[Part of a data file]
-- START --
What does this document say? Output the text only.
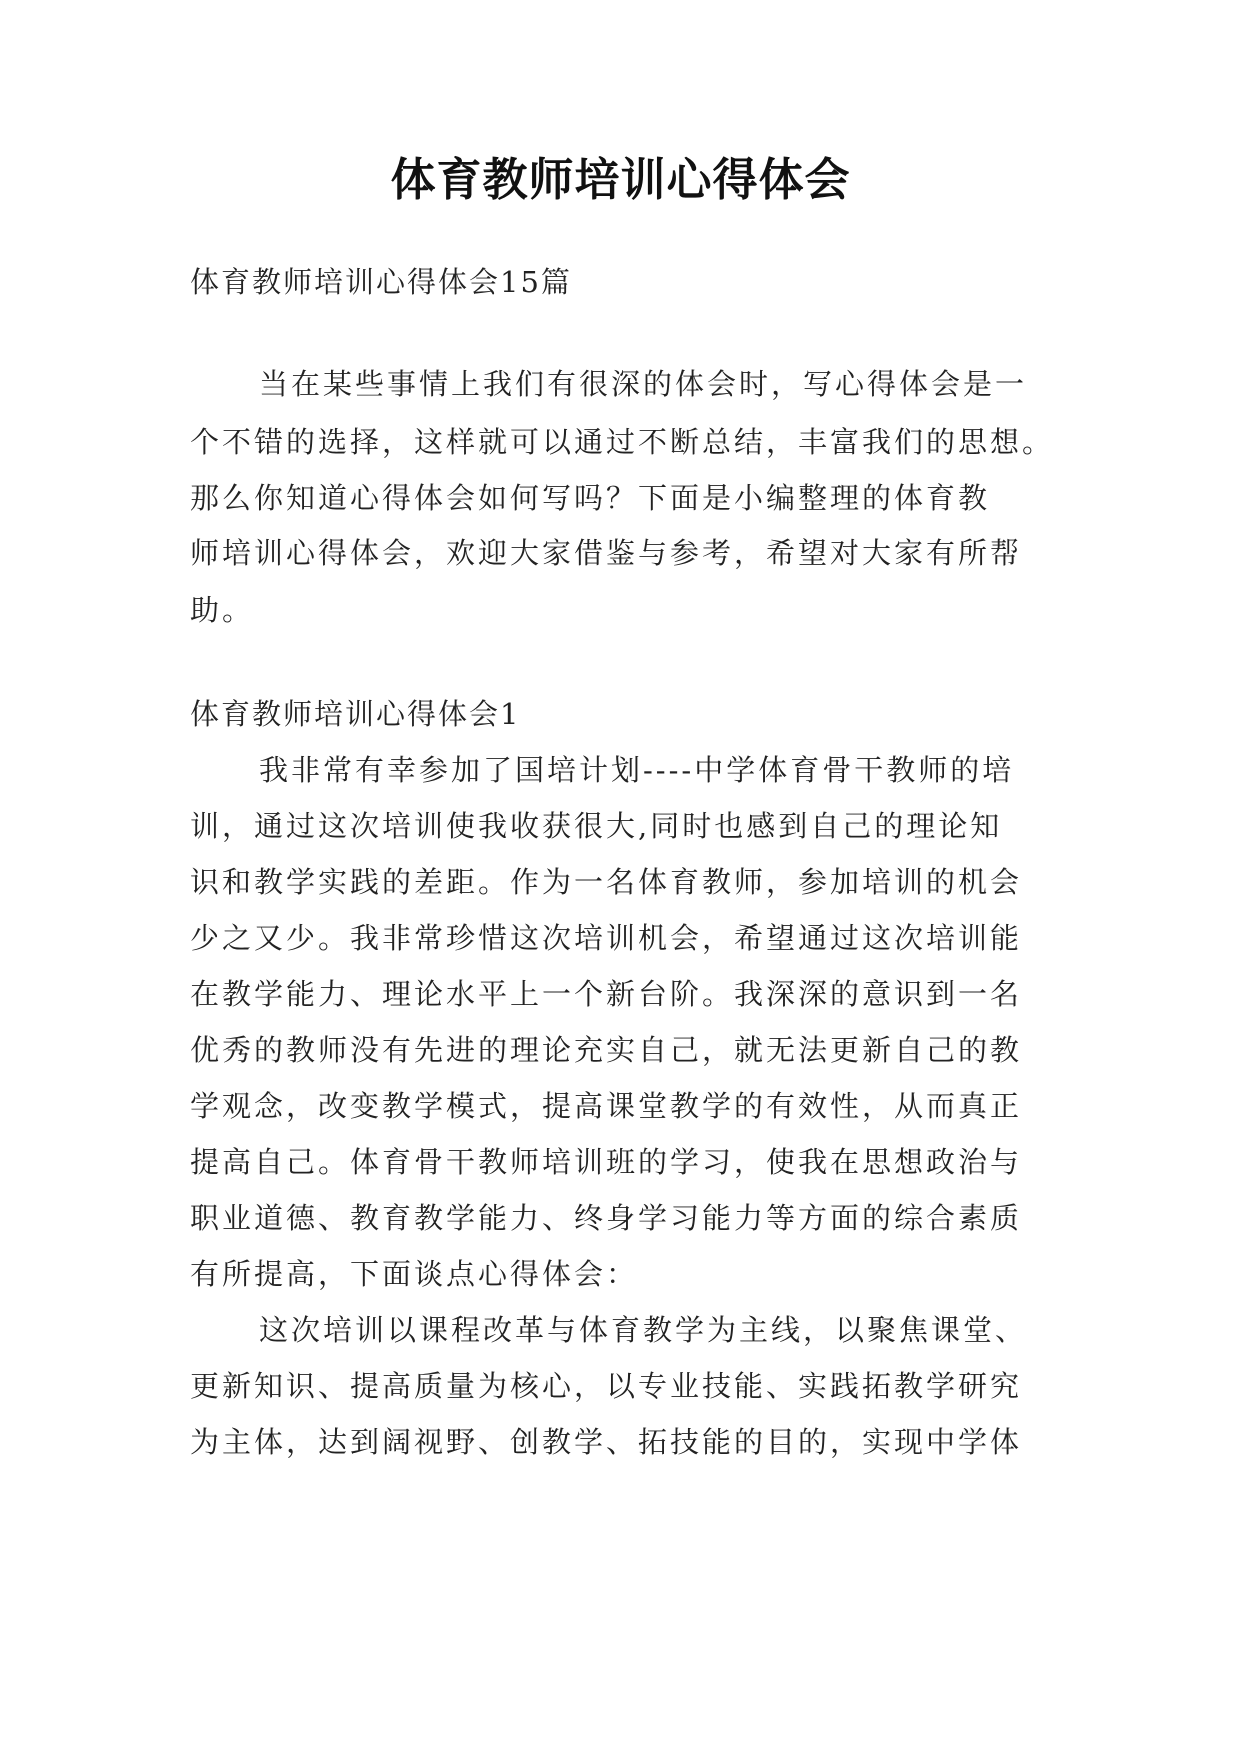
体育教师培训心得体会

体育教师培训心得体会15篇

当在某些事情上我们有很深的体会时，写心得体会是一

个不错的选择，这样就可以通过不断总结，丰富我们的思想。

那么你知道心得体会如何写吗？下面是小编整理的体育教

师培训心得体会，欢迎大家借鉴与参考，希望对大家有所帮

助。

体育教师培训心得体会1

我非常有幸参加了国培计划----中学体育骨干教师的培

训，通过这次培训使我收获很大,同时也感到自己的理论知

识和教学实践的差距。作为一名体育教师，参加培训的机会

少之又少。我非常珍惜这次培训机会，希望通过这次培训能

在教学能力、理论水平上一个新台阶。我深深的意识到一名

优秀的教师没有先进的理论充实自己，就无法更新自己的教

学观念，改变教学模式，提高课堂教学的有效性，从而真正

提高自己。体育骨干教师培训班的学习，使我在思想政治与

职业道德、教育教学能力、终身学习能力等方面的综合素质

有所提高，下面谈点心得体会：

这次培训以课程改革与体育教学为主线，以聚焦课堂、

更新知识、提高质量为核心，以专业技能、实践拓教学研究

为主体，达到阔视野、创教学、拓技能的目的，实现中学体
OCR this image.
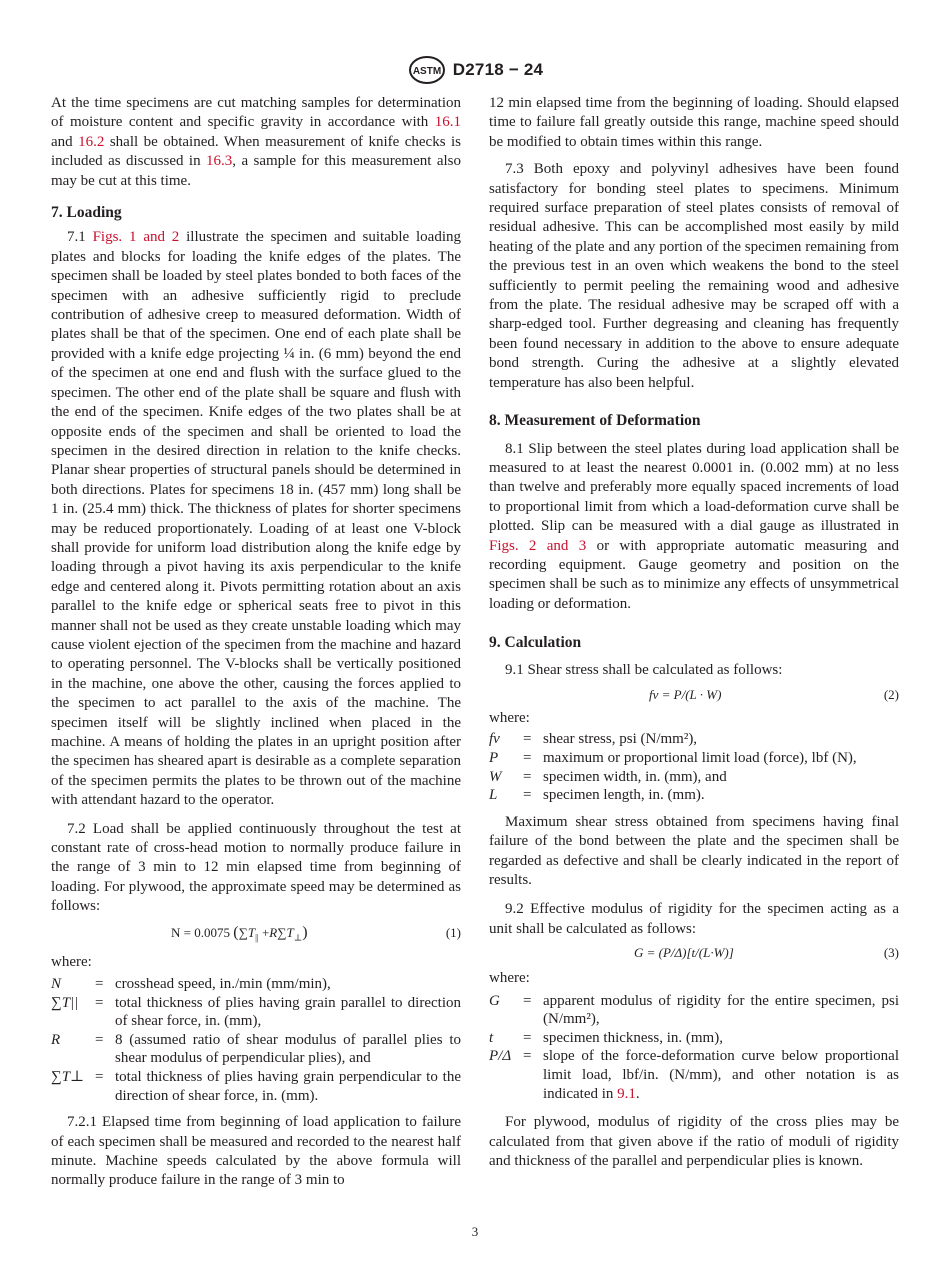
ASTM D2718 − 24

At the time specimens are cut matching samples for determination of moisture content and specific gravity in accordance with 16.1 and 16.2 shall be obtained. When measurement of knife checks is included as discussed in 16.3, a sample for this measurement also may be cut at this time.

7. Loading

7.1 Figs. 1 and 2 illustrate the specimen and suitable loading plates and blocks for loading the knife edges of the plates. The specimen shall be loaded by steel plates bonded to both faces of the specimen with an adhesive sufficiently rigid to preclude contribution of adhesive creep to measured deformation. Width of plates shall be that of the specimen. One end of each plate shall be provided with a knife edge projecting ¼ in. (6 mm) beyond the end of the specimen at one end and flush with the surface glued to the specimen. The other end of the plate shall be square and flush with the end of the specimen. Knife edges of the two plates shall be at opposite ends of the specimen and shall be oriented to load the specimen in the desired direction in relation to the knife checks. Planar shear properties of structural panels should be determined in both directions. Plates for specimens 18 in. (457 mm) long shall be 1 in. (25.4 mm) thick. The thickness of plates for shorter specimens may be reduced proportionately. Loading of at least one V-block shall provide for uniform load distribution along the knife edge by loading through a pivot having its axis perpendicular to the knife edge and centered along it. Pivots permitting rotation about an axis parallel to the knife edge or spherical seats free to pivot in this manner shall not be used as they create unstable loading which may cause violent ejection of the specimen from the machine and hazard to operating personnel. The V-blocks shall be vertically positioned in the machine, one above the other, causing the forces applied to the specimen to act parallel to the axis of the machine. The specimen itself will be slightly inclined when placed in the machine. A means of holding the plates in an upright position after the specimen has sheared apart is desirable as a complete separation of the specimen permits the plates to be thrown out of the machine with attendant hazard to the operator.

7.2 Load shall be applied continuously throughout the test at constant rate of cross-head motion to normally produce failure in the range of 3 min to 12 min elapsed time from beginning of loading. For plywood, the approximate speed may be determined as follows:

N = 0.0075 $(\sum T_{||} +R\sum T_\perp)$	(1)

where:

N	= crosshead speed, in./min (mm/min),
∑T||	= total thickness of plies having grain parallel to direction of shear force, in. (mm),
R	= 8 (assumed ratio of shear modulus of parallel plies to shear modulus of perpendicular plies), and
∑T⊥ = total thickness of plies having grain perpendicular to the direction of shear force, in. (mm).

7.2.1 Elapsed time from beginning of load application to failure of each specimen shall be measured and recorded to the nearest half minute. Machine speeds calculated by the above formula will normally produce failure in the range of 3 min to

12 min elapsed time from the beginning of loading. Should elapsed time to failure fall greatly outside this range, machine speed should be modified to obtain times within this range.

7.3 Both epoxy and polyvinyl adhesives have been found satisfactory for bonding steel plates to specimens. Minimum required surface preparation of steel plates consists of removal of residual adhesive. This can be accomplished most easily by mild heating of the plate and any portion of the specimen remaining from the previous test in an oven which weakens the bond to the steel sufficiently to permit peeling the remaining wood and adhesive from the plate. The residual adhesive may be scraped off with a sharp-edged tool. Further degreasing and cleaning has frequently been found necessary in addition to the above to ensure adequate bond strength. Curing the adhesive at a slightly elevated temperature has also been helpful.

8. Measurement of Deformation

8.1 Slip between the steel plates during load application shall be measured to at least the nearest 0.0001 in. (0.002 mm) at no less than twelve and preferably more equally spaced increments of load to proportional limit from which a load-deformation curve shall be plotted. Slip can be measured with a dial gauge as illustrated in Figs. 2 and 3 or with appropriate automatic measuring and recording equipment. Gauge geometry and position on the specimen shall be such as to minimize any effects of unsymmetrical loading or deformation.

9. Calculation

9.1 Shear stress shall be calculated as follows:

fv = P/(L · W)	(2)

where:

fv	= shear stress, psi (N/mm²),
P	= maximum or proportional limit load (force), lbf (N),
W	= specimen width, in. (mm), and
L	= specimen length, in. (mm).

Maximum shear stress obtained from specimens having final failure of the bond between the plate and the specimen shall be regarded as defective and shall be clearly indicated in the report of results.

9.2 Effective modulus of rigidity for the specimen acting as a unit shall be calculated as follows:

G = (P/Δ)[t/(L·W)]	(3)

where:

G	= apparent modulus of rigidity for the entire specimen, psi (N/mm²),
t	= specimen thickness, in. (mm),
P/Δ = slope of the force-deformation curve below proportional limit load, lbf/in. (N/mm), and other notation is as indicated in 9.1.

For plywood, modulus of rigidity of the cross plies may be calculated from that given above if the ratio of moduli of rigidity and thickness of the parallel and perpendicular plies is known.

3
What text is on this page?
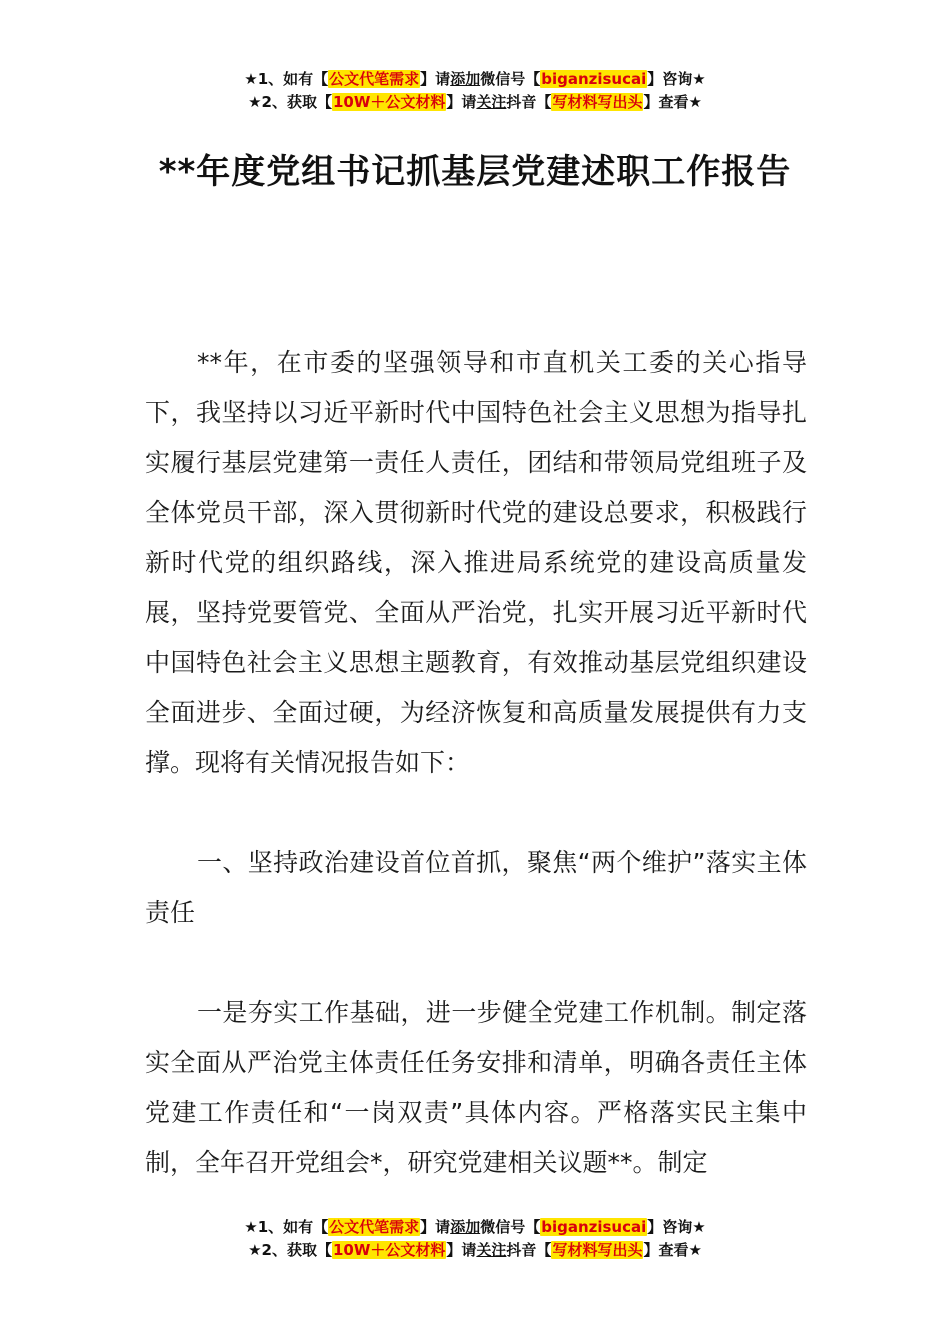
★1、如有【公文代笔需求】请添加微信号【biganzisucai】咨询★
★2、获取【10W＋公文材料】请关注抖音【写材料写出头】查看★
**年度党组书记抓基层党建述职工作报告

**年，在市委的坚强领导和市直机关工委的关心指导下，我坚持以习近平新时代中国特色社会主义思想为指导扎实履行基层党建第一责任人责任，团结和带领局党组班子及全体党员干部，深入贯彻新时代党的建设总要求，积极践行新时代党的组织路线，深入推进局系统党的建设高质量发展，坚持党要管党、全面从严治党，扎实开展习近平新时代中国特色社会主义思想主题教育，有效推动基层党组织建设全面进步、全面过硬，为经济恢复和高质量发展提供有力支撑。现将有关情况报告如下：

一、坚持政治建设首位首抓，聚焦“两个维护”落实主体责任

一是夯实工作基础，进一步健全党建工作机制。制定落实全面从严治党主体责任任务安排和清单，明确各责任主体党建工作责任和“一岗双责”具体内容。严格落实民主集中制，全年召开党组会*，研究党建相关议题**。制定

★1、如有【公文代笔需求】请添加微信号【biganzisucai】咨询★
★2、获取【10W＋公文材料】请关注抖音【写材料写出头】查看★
-- END --
Your goal: Your task is to repeat the data above exactly while excluding the pictures.

Written reply:
What does this document say? Output the text only.
体育教师培训心得体会

体育教师培训心得体会15篇

当在某些事情上我们有很深的体会时，写心得体会是一

个不错的选择，这样就可以通过不断总结，丰富我们的思想。

那么你知道心得体会如何写吗？下面是小编整理的体育教

师培训心得体会，欢迎大家借鉴与参考，希望对大家有所帮

助。

体育教师培训心得体会1

我非常有幸参加了国培计划----中学体育骨干教师的培

训，通过这次培训使我收获很大,同时也感到自己的理论知

识和教学实践的差距。作为一名体育教师，参加培训的机会

少之又少。我非常珍惜这次培训机会，希望通过这次培训能

在教学能力、理论水平上一个新台阶。我深深的意识到一名

优秀的教师没有先进的理论充实自己，就无法更新自己的教

学观念，改变教学模式，提高课堂教学的有效性，从而真正

提高自己。体育骨干教师培训班的学习，使我在思想政治与

职业道德、教育教学能力、终身学习能力等方面的综合素质

有所提高，下面谈点心得体会：

这次培训以课程改革与体育教学为主线，以聚焦课堂、

更新知识、提高质量为核心，以专业技能、实践拓教学研究

为主体，达到阔视野、创教学、拓技能的目的，实现中学体
OCR this image.
ASTM D2718 − 24

At the time specimens are cut matching samples for determination of moisture content and specific gravity in accordance with 16.1 and 16.2 shall be obtained. When measurement of knife checks is included as discussed in 16.3, a sample for this measurement also may be cut at this time.

7. Loading

7.1 Figs. 1 and 2 illustrate the specimen and suitable loading plates and blocks for loading the knife edges of the plates. The specimen shall be loaded by steel plates bonded to both faces of the specimen with an adhesive sufficiently rigid to preclude contribution of adhesive creep to measured deformation. Width of plates shall be that of the specimen. One end of each plate shall be provided with a knife edge projecting ¼ in. (6 mm) beyond the end of the specimen at one end and flush with the surface glued to the specimen. The other end of the plate shall be square and flush with the end of the specimen. Knife edges of the two plates shall be at opposite ends of the specimen and shall be oriented to load the specimen in the desired direction in relation to the knife checks. Planar shear properties of structural panels should be determined in both directions. Plates for specimens 18 in. (457 mm) long shall be 1 in. (25.4 mm) thick. The thickness of plates for shorter specimens may be reduced proportionately. Loading of at least one V-block shall provide for uniform load distribution along the knife edge by loading through a pivot having its axis perpendicular to the knife edge and centered along it. Pivots permitting rotation about an axis parallel to the knife edge or spherical seats free to pivot in this manner shall not be used as they create unstable loading which may cause violent ejection of the specimen from the machine and hazard to operating personnel. The V-blocks shall be vertically positioned in the machine, one above the other, causing the forces applied to the specimen to act parallel to the axis of the machine. The specimen itself will be slightly inclined when placed in the machine. A means of holding the plates in an upright position after the specimen has sheared apart is desirable as a complete separation of the specimen permits the plates to be thrown out of the machine with attendant hazard to the operator.

7.2 Load shall be applied continuously throughout the test at constant rate of cross-head motion to normally produce failure in the range of 3 min to 12 min elapsed time from beginning of loading. For plywood, the approximate speed may be determined as follows:

N = 0.0075 $(\sum T_{||} +R\sum T_\perp)$	(1)

where:

N	= crosshead speed, in./min (mm/min),
∑T||	= total thickness of plies having grain parallel to direction of shear force, in. (mm),
R	= 8 (assumed ratio of shear modulus of parallel plies to shear modulus of perpendicular plies), and
∑T⊥ = total thickness of plies having grain perpendicular to the direction of shear force, in. (mm).

7.2.1 Elapsed time from beginning of load application to failure of each specimen shall be measured and recorded to the nearest half minute. Machine speeds calculated by the above formula will normally produce failure in the range of 3 min to

12 min elapsed time from the beginning of loading. Should elapsed time to failure fall greatly outside this range, machine speed should be modified to obtain times within this range.

7.3 Both epoxy and polyvinyl adhesives have been found satisfactory for bonding steel plates to specimens. Minimum required surface preparation of steel plates consists of removal of residual adhesive. This can be accomplished most easily by mild heating of the plate and any portion of the specimen remaining from the previous test in an oven which weakens the bond to the steel sufficiently to permit peeling the remaining wood and adhesive from the plate. The residual adhesive may be scraped off with a sharp-edged tool. Further degreasing and cleaning has frequently been found necessary in addition to the above to ensure adequate bond strength. Curing the adhesive at a slightly elevated temperature has also been helpful.

8. Measurement of Deformation

8.1 Slip between the steel plates during load application shall be measured to at least the nearest 0.0001 in. (0.002 mm) at no less than twelve and preferably more equally spaced increments of load to proportional limit from which a load-deformation curve shall be plotted. Slip can be measured with a dial gauge as illustrated in Figs. 2 and 3 or with appropriate automatic measuring and recording equipment. Gauge geometry and position on the specimen shall be such as to minimize any effects of unsymmetrical loading or deformation.

9. Calculation

9.1 Shear stress shall be calculated as follows:

fv = P/(L · W)	(2)

where:

fv	= shear stress, psi (N/mm²),
P	= maximum or proportional limit load (force), lbf (N),
W	= specimen width, in. (mm), and
L	= specimen length, in. (mm).

Maximum shear stress obtained from specimens having final failure of the bond between the plate and the specimen shall be regarded as defective and shall be clearly indicated in the report of results.

9.2 Effective modulus of rigidity for the specimen acting as a unit shall be calculated as follows:

G = (P/Δ)[t/(L·W)]	(3)

where:

G	= apparent modulus of rigidity for the entire specimen, psi (N/mm²),
t	= specimen thickness, in. (mm),
P/Δ = slope of the force-deformation curve below proportional limit load, lbf/in. (N/mm), and other notation is as indicated in 9.1.

For plywood, modulus of rigidity of the cross plies may be calculated from that given above if the ratio of moduli of rigidity and thickness of the parallel and perpendicular plies is known.

3
What text is on this page?
★1、如有【公文代笔需求】请添加微信号【biganzisucai】咨询★
★2、获取【10W＋公文材料】请关注抖音【写材料写出头】查看★
**年度党组书记抓基层党建述职工作报告

**年，在市委的坚强领导和市直机关工委的关心指导下，我坚持以习近平新时代中国特色社会主义思想为指导扎实履行基层党建第一责任人责任，团结和带领局党组班子及全体党员干部，深入贯彻新时代党的建设总要求，积极践行新时代党的组织路线，深入推进局系统党的建设高质量发展，坚持党要管党、全面从严治党，扎实开展习近平新时代中国特色社会主义思想主题教育，有效推动基层党组织建设全面进步、全面过硬，为经济恢复和高质量发展提供有力支撑。现将有关情况报告如下：

一、坚持政治建设首位首抓，聚焦“两个维护”落实主体责任

一是夯实工作基础，进一步健全党建工作机制。制定落实全面从严治党主体责任任务安排和清单，明确各责任主体党建工作责任和“一岗双责”具体内容。严格落实民主集中制，全年召开党组会*，研究党建相关议题**。制定

★1、如有【公文代笔需求】请添加微信号【biganzisucai】咨询★
★2、获取【10W＋公文材料】请关注抖音【写材料写出头】查看★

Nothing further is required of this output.